Stored entries:
::::::::::
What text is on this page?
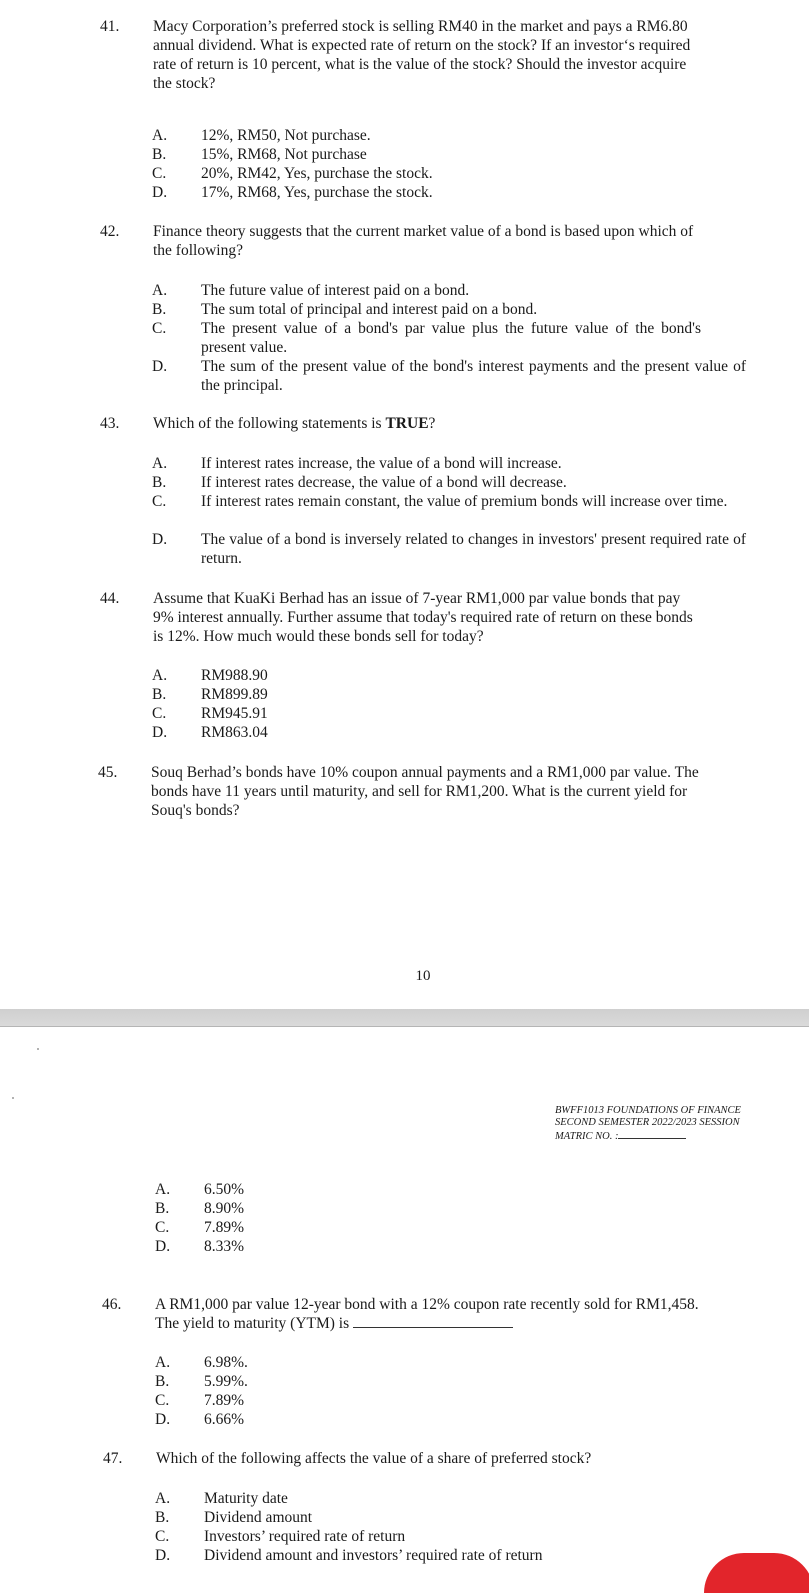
41. Macy Corporation’s preferred stock is selling RM40 in the market and pays a RM6.80
annual dividend. What is expected rate of return on the stock? If an investor‘s required
rate of return is 10 percent, what is the value of the stock? Should the investor acquire
the stock?
A. 12%, RM50, Not purchase.
B. 15%, RM68, Not purchase
C. 20%, RM42, Yes, purchase the stock.
D. 17%, RM68, Yes, purchase the stock.
42. Finance theory suggests that the current market value of a bond is based upon which of
the following?
A. The future value of interest paid on a bond.
B. The sum total of principal and interest paid on a bond.
C. The present value of a bond's par value plus the future value of the bond's present value.
D. The sum of the present value of the bond's interest payments and the present value of the principal.
43. Which of the following statements is TRUE?
A. If interest rates increase, the value of a bond will increase.
B. If interest rates decrease, the value of a bond will decrease.
C. If interest rates remain constant, the value of premium bonds will increase over time.
D. The value of a bond is inversely related to changes in investors' present required rate of return.
44. Assume that KuaKi Berhad has an issue of 7-year RM1,000 par value bonds that pay
9% interest annually. Further assume that today's required rate of return on these bonds
is 12%. How much would these bonds sell for today?
A. RM988.90
B. RM899.89
C. RM945.91
D. RM863.04
45. Souq Berhad’s bonds have 10% coupon annual payments and a RM1,000 par value. The
bonds have 11 years until maturity, and sell for RM1,200. What is the current yield for
Souq's bonds?
10
BWFF1013 FOUNDATIONS OF FINANCE
SECOND SEMESTER 2022/2023 SESSION
MATRIC NO. :
A. 6.50%
B. 8.90%
C. 7.89%
D. 8.33%
46. A RM1,000 par value 12-year bond with a 12% coupon rate recently sold for RM1,458.
The yield to maturity (YTM) is
A. 6.98%.
B. 5.99%.
C. 7.89%
D. 6.66%
47. Which of the following affects the value of a share of preferred stock?
A. Maturity date
B. Dividend amount
C. Investors’ required rate of return
D. Dividend amount and investors’ required rate of return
::::::::::
_Task details_. Without the pictures, write out every entry precisely as it appears.

_Right answer_.
What text is on this page?
41. Macy Corporation’s preferred stock is selling RM40 in the market and pays a RM6.80
annual dividend. What is expected rate of return on the stock? If an investor‘s required
rate of return is 10 percent, what is the value of the stock? Should the investor acquire
the stock?
A. 12%, RM50, Not purchase.
B. 15%, RM68, Not purchase
C. 20%, RM42, Yes, purchase the stock.
D. 17%, RM68, Yes, purchase the stock.
42. Finance theory suggests that the current market value of a bond is based upon which of
the following?
A. The future value of interest paid on a bond.
B. The sum total of principal and interest paid on a bond.
C. The present value of a bond's par value plus the future value of the bond's present value.
D. The sum of the present value of the bond's interest payments and the present value of the principal.
43. Which of the following statements is TRUE?
A. If interest rates increase, the value of a bond will increase.
B. If interest rates decrease, the value of a bond will decrease.
C. If interest rates remain constant, the value of premium bonds will increase over time.
D. The value of a bond is inversely related to changes in investors' present required rate of return.
44. Assume that KuaKi Berhad has an issue of 7-year RM1,000 par value bonds that pay
9% interest annually. Further assume that today's required rate of return on these bonds
is 12%. How much would these bonds sell for today?
A. RM988.90
B. RM899.89
C. RM945.91
D. RM863.04
45. Souq Berhad’s bonds have 10% coupon annual payments and a RM1,000 par value. The
bonds have 11 years until maturity, and sell for RM1,200. What is the current yield for
Souq's bonds?
10
BWFF1013 FOUNDATIONS OF FINANCE
SECOND SEMESTER 2022/2023 SESSION
MATRIC NO. :
A. 6.50%
B. 8.90%
C. 7.89%
D. 8.33%
46. A RM1,000 par value 12-year bond with a 12% coupon rate recently sold for RM1,458.
The yield to maturity (YTM) is
A. 6.98%.
B. 5.99%.
C. 7.89%
D. 6.66%
47. Which of the following affects the value of a share of preferred stock?
A. Maturity date
B. Dividend amount
C. Investors’ required rate of return
D. Dividend amount and investors’ required rate of return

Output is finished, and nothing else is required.